§ Job 1:
In the records, reproduce the lines between the one holding "- chip-errors[interactable]: 오류: [433, 490, 466, 510]" and the one holding "- back-button[interactable]: ←: [2, 6, 32, 37]", inclusive.
— START Excerpted text —
Pp. 123, 171, 181, 226, 227: the title of the present Imam and of several of his predecessors “Al Mutawakil Allah” should strictly read “Al Mutawakkil ‘al’ Allah”, since the participle mutawakkil (waiting, relying) must in this phrase be followed by the preposition ‘aiā (on, upon).
P. 187, line 2 from bottom: “ajeeb!” should be transliterated ‘ajīb! (“remarkable!”).
P. 222, bottom line: “Khulifah” should read “Khulafa” (plural of Khalīfa).
P. 226, line 14 from bottom of text: “12th century” should read “late 11th century” (‘Abbās, father of Zurei‘, attained (jointly with his brother) the lordship of Aden about 1083, and the descendants of Zurei‘ ruled the principality till the Eyyubite conquest in 1173).

Chapter I

OUTLINE OF THE JOURNEY: DIFFICULTY OF ENTERING THE YEMEN

A LONG the southern half of the Arabian shore of the Red Sea rises a great mountain mass. Its tablelands average 8,000 feet in height, while the higher peaks, as yet incompletely surveyed, tower to more than 12,000 feet above the sea. These highlands stand in the track of the saturated winds of the south-west monsoon, which during the summer months blow from the Indian Ocean towards the heated land masses of Asia. Consequently a heavy and regular summer rainfall renders this the most fertile of all that part of Arabia named, centuries ago, Arabia Felix. In sharp contrast are the deserts and steppes of the interior and the barren coastal strip known as the Tihama.
A great block of these mountains lies in the Yemen, a land on the high-road to the East, yet a closed and hidden land whose very existence is unsuspected by most travellers passing along the Red Sea. To penetrate these fertile highlands of the Yemen Britton and I set out for Aden in August 1937.
We are both entomologists, and members of the staff of the British Museum (Natural History) at South Kensington. We had been given leave of absence to make an expedition into the mountains of South-West Arabia, principally to form representative collections of the insects of the region. The causes which led us so ardently to wish for this are outlined in the second chapter.
For political reasons the Expedition was no easy matter, and for the last month before leaving England we had been beset by the gravest doubts as to whether we should succeed in our ambitious project. The highlands which we longed to reach have their northern extremity in the south-western corner of the Kingdom of Sa‘udi Arabia, that is, the province of ‘Asir, a land to which it was impossible to gain admission. The mountains and tablelands continue through the whole length of the Kingdom of the Yemen, and extend beyond its southern frontier into the western division of the Aden Protectorate north and north-west of Aden. One of our principal motives was to investigate the insects, plants, and other forms of life at very high altitudes, say above 9,000 feet. Though the northern part of the British Protectorate is certainly high, its mountains nowhere exceed 8,000 feet. It was, therefore, essential that we should—ruling out ‘Asir as impracticable—enter the Kingdom of the Yemen. Herein lay the difficulty, for the Yemen is a state closed to Europeans except with the express permission of its ruler, the Imam, who as King wields absolute authority and is most jealous of European penetration. Could he be convinced of the innocence of our purpose?
— END Excerpted text —
§ Job 2:
Based on the excerpt about the Yemen expedition, say whether each statement agrees with it: (a) The two travelers left for Aden in August 1937. (b) The mountains in the northern part of the British Protectorate rise above 9,000 feet. (c) Europeans may enter the Yemen only with the express permission of its ruler.
— START Provided material —
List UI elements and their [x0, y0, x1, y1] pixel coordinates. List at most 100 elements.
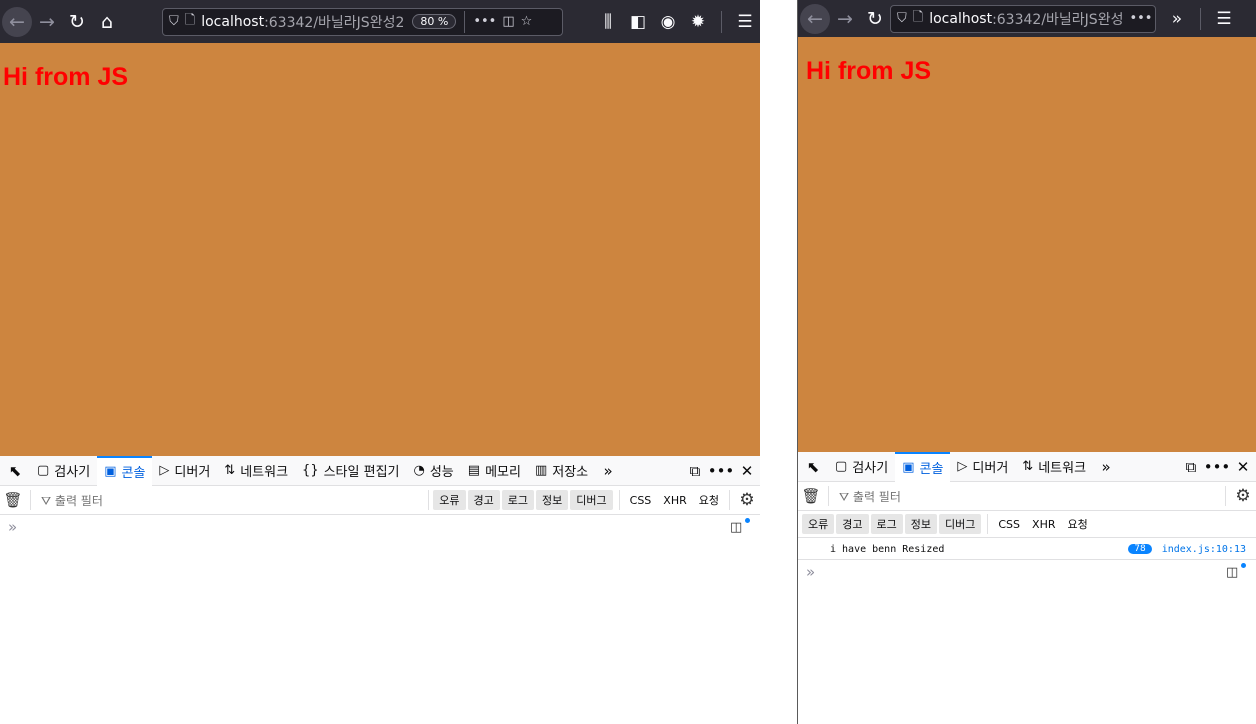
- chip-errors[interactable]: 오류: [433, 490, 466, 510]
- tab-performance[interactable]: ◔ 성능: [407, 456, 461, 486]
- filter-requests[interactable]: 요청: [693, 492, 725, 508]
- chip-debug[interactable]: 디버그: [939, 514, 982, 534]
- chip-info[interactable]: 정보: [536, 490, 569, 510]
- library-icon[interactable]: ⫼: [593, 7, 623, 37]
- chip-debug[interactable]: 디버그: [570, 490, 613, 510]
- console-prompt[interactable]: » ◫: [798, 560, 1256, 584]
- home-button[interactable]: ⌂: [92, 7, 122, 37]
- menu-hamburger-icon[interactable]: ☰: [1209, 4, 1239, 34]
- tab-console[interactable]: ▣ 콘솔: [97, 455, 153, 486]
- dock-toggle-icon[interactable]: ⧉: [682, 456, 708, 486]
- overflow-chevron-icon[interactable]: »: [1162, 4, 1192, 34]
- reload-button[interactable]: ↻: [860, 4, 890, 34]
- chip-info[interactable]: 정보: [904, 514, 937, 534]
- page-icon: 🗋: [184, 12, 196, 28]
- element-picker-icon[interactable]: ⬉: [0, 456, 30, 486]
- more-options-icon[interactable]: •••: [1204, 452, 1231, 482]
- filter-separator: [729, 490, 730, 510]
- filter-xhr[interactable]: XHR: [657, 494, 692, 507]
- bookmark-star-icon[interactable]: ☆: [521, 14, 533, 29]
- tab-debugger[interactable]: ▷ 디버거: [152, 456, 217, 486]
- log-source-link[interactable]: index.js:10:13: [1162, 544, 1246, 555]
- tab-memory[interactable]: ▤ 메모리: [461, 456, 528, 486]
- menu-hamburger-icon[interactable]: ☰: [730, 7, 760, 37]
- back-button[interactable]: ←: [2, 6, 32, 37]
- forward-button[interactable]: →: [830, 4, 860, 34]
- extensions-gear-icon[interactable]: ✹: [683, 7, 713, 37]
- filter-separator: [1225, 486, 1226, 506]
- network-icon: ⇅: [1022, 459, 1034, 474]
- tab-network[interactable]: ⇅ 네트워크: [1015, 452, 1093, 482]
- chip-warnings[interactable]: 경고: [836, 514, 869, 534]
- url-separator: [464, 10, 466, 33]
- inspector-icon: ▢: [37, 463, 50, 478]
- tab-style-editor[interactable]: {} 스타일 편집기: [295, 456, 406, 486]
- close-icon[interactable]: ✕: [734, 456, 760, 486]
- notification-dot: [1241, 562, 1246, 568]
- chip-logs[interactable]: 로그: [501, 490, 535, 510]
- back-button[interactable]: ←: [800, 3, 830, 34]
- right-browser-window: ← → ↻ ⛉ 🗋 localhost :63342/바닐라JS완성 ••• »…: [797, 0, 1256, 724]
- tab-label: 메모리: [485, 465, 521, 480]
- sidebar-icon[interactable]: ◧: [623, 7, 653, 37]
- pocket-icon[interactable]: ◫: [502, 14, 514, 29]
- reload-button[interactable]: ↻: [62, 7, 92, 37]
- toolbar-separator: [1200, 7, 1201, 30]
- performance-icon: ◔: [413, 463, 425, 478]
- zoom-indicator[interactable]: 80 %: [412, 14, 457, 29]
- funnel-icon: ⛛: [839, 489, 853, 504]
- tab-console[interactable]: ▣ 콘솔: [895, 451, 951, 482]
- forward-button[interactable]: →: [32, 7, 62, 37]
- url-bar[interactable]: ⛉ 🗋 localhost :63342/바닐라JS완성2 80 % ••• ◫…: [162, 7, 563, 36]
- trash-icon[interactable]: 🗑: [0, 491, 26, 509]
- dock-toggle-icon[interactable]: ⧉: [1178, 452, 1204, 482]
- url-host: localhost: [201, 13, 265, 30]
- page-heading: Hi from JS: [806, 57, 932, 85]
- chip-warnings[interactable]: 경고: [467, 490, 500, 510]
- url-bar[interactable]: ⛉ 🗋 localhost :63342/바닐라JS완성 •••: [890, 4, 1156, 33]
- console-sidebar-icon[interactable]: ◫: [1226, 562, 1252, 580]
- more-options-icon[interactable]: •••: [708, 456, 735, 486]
— END Provided material —
§ Worked solution 1:
- chip-errors[interactable]: 오류: [433, 490, 466, 510]
- tab-performance[interactable]: ◔ 성능: [407, 456, 461, 486]
- filter-requests[interactable]: 요청: [693, 492, 725, 508]
- chip-debug[interactable]: 디버그: [939, 514, 982, 534]
- chip-info[interactable]: 정보: [536, 490, 569, 510]
- library-icon[interactable]: ⫼: [593, 7, 623, 37]
- chip-debug[interactable]: 디버그: [570, 490, 613, 510]
- console-prompt[interactable]: » ◫: [798, 560, 1256, 584]
- home-button[interactable]: ⌂: [92, 7, 122, 37]
- menu-hamburger-icon[interactable]: ☰: [1209, 4, 1239, 34]
- tab-console[interactable]: ▣ 콘솔: [97, 455, 153, 486]
- dock-toggle-icon[interactable]: ⧉: [682, 456, 708, 486]
- overflow-chevron-icon[interactable]: »: [1162, 4, 1192, 34]
- reload-button[interactable]: ↻: [860, 4, 890, 34]
- chip-info[interactable]: 정보: [904, 514, 937, 534]
- page-icon: 🗋: [184, 12, 196, 28]
- element-picker-icon[interactable]: ⬉: [0, 456, 30, 486]
- more-options-icon[interactable]: •••: [1204, 452, 1231, 482]
- filter-separator: [729, 490, 730, 510]
- filter-xhr[interactable]: XHR: [657, 494, 692, 507]
- bookmark-star-icon[interactable]: ☆: [521, 14, 533, 29]
- tab-debugger[interactable]: ▷ 디버거: [152, 456, 217, 486]
- log-source-link[interactable]: index.js:10:13: [1162, 544, 1246, 555]
- tab-memory[interactable]: ▤ 메모리: [461, 456, 528, 486]
- menu-hamburger-icon[interactable]: ☰: [730, 7, 760, 37]
- back-button[interactable]: ←: [2, 6, 32, 37]

§ Worked solution 2:
(a) Yes: "Britton and I set out for Aden in August 1937."
(b) No: "its mountains nowhere exceed 8,000 feet."
(c) Yes: "the Yemen is a state closed to Europeans except with the express permission of its ruler, the Imam"